◆ Exercise ◆
Check every line of the material below for the string "this", and return the ones that have it.

═════ Data section ═════

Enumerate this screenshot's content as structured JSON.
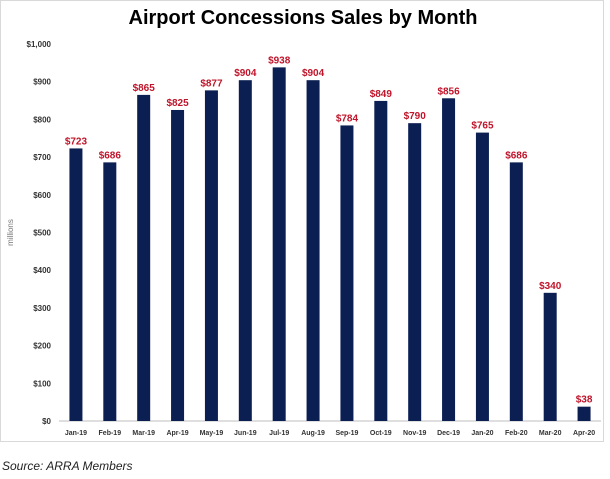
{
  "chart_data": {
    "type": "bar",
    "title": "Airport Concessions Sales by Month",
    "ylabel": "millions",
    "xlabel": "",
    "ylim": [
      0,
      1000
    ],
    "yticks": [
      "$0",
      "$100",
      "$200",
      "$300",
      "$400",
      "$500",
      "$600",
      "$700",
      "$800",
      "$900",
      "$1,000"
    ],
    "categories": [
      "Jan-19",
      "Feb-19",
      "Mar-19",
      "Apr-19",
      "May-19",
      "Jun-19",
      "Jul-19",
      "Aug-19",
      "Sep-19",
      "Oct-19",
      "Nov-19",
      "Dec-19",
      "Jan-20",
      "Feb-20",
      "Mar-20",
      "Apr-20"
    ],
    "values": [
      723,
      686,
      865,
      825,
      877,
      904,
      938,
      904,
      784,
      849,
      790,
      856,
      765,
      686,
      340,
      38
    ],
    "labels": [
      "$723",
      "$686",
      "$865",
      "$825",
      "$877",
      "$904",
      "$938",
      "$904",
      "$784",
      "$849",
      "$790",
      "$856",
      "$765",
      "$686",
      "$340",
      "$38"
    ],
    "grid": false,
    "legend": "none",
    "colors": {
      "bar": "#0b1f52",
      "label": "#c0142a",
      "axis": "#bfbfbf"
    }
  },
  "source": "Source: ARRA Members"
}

═════
═════ Data section ═════

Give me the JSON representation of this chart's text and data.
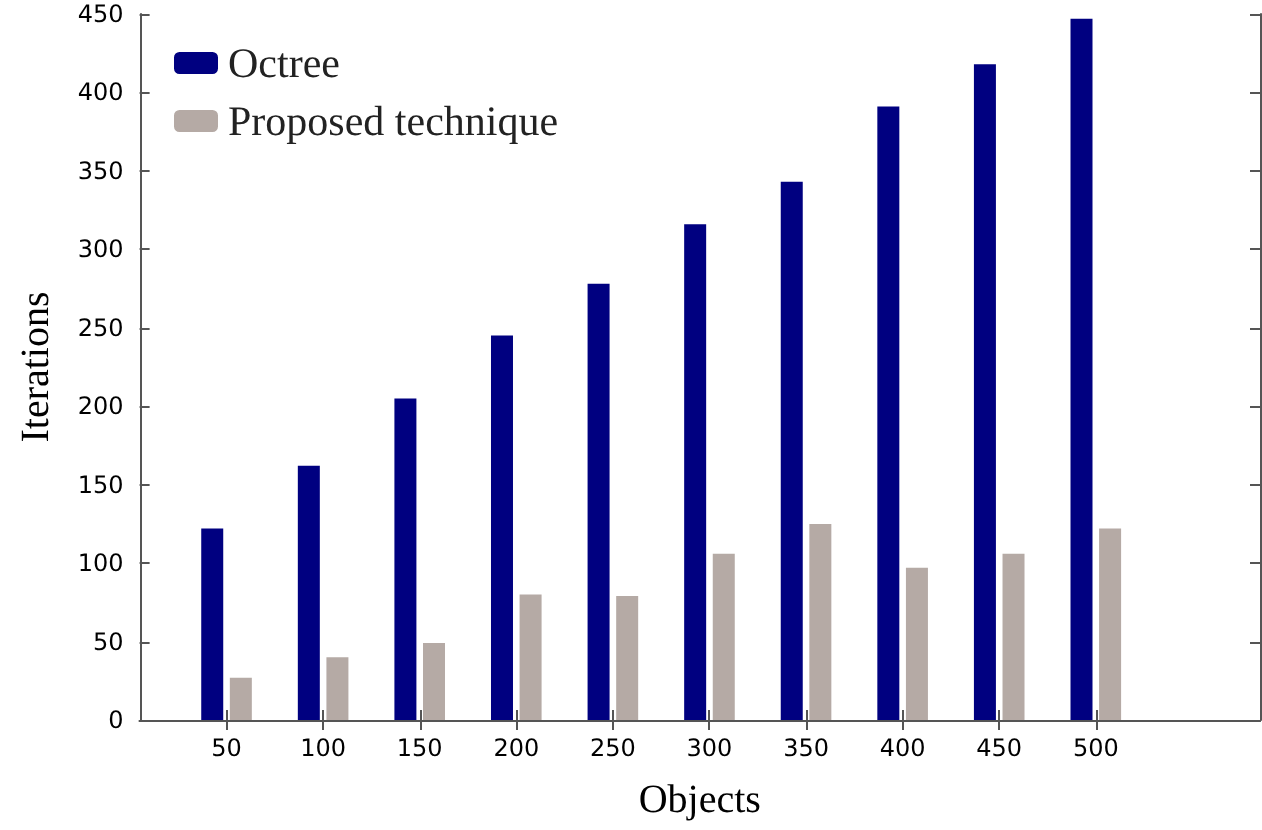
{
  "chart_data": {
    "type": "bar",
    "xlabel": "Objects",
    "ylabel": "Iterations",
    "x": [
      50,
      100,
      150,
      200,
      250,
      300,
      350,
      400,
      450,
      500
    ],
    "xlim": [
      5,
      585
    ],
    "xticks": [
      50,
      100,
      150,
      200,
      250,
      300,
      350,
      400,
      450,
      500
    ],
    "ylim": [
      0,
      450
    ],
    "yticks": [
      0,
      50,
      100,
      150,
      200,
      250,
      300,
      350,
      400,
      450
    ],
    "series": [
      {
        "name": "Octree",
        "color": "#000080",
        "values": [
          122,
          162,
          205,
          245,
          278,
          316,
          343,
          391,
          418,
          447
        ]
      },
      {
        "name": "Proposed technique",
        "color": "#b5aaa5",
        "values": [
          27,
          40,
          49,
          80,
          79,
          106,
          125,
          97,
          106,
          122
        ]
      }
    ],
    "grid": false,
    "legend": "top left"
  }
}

═════
═════ Data section ═════

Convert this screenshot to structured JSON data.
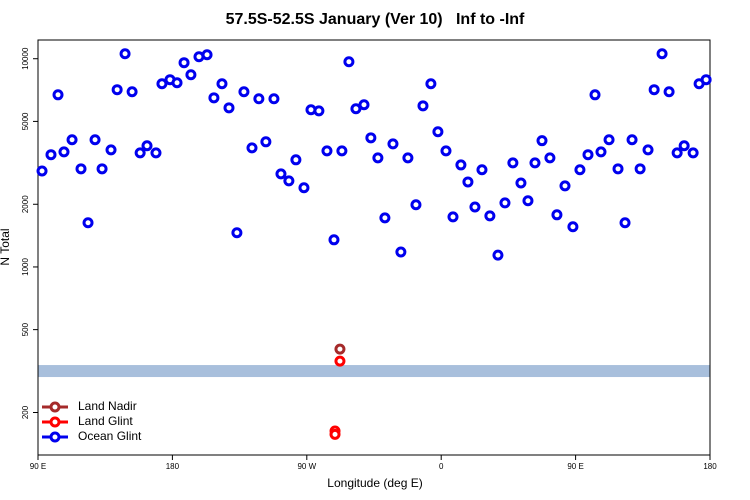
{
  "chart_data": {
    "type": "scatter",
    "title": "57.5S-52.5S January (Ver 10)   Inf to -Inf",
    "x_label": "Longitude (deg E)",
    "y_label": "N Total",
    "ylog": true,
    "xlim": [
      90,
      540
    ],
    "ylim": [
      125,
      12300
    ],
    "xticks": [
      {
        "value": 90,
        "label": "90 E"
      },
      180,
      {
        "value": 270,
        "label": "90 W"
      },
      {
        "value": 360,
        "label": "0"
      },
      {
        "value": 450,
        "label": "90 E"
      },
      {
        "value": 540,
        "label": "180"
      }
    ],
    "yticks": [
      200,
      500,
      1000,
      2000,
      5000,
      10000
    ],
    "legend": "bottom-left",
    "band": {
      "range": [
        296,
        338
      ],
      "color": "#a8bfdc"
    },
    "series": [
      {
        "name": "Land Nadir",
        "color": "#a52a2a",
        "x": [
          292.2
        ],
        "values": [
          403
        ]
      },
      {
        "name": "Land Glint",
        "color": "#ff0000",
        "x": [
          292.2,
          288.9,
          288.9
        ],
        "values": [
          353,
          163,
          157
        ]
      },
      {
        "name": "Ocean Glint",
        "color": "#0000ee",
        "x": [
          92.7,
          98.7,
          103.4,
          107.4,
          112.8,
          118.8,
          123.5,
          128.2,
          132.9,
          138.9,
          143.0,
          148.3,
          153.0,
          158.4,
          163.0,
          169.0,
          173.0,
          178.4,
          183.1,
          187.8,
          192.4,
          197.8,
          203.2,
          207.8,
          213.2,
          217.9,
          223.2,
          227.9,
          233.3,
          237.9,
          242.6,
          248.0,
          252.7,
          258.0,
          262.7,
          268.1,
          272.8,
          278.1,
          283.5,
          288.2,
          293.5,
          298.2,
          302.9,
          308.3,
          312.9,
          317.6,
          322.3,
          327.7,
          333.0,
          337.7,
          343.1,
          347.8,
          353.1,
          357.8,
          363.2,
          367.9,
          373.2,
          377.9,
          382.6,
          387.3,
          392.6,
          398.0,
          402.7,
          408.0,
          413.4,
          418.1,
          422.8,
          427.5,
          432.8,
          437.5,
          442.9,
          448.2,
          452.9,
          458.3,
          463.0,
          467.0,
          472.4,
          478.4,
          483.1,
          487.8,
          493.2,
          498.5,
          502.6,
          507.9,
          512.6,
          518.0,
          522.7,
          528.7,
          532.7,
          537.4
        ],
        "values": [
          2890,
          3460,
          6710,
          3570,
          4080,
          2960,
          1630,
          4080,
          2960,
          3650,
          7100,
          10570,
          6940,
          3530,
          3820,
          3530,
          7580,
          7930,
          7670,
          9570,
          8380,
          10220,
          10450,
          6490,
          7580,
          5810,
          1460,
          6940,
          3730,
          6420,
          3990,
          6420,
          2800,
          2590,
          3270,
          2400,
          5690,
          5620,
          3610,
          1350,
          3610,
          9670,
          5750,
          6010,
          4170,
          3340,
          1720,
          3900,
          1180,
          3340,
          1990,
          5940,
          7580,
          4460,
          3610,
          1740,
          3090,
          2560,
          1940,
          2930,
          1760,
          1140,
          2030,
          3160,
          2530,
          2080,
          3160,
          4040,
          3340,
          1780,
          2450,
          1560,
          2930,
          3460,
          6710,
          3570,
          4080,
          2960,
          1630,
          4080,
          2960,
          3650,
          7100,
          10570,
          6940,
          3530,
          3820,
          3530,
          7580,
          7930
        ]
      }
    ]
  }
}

═════

◆ Answer in full ◆
Enumerate this screenshot's content as structured JSON.
Give me the JSON representation of this chart's text and data.
Convert this screenshot to structured JSON data.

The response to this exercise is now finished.